_Given problem_:
Search the material for the word "sier" and report each line where it turns up.

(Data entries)
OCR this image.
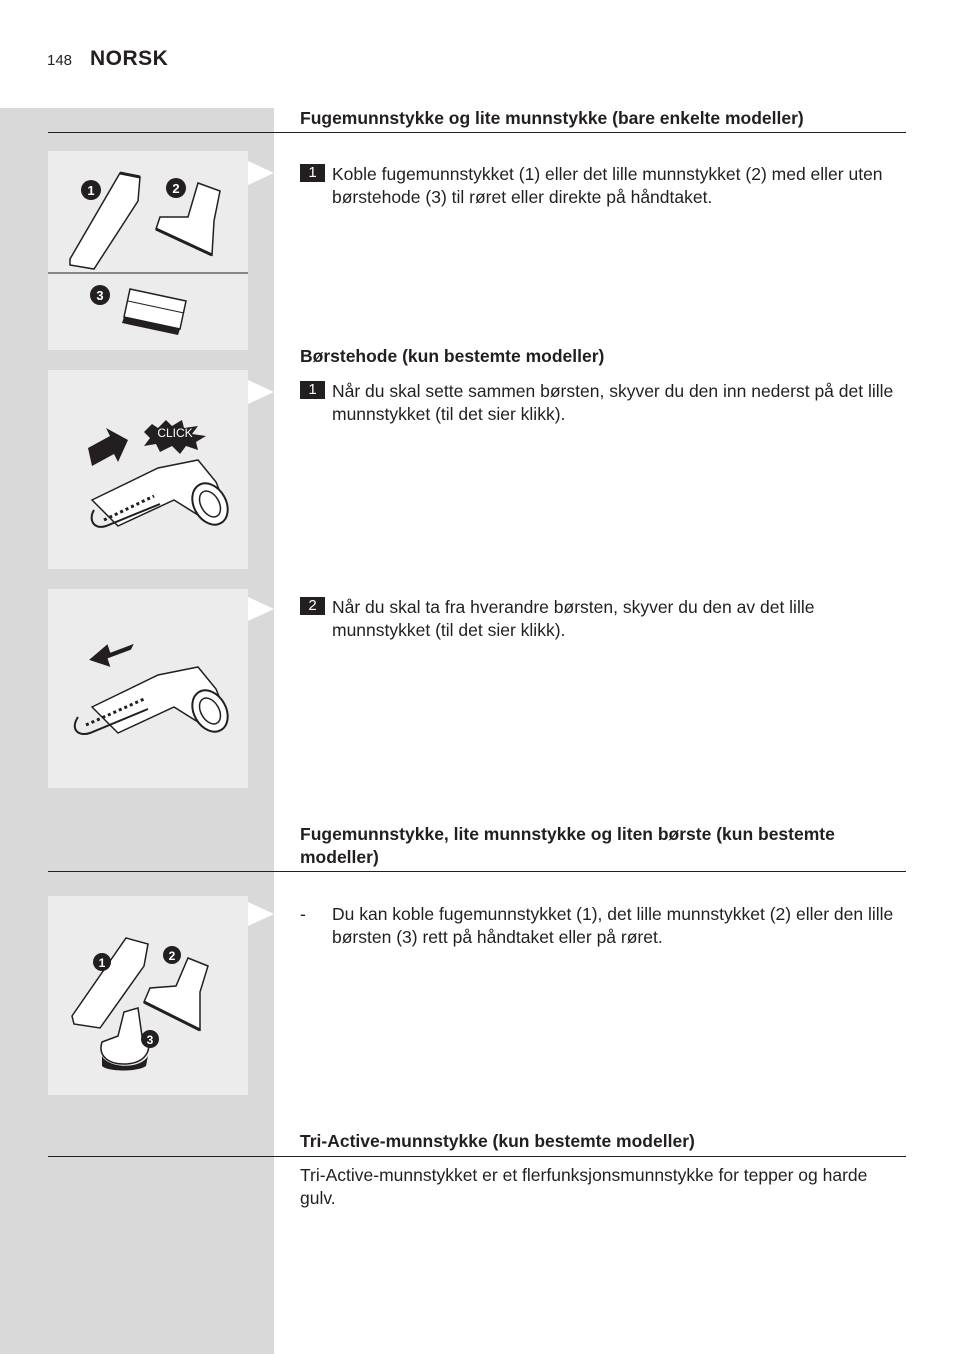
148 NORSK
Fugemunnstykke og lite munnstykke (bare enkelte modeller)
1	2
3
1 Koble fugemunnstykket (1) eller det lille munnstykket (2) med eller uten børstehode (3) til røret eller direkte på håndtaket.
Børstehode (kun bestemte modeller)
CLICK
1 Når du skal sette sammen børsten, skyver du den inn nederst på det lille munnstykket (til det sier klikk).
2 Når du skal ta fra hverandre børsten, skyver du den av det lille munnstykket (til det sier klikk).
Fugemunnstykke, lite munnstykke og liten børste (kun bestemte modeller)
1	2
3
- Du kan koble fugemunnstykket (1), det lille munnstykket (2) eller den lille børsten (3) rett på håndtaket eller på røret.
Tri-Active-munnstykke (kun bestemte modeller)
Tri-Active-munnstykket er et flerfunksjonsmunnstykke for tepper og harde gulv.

_Expected answer_:
1 Når du skal sette sammen børsten, skyver du den inn nederst på det lille munnstykket (til det sier klikk).
2 Når du skal ta fra hverandre børsten, skyver du den av det lille munnstykket (til det sier klikk).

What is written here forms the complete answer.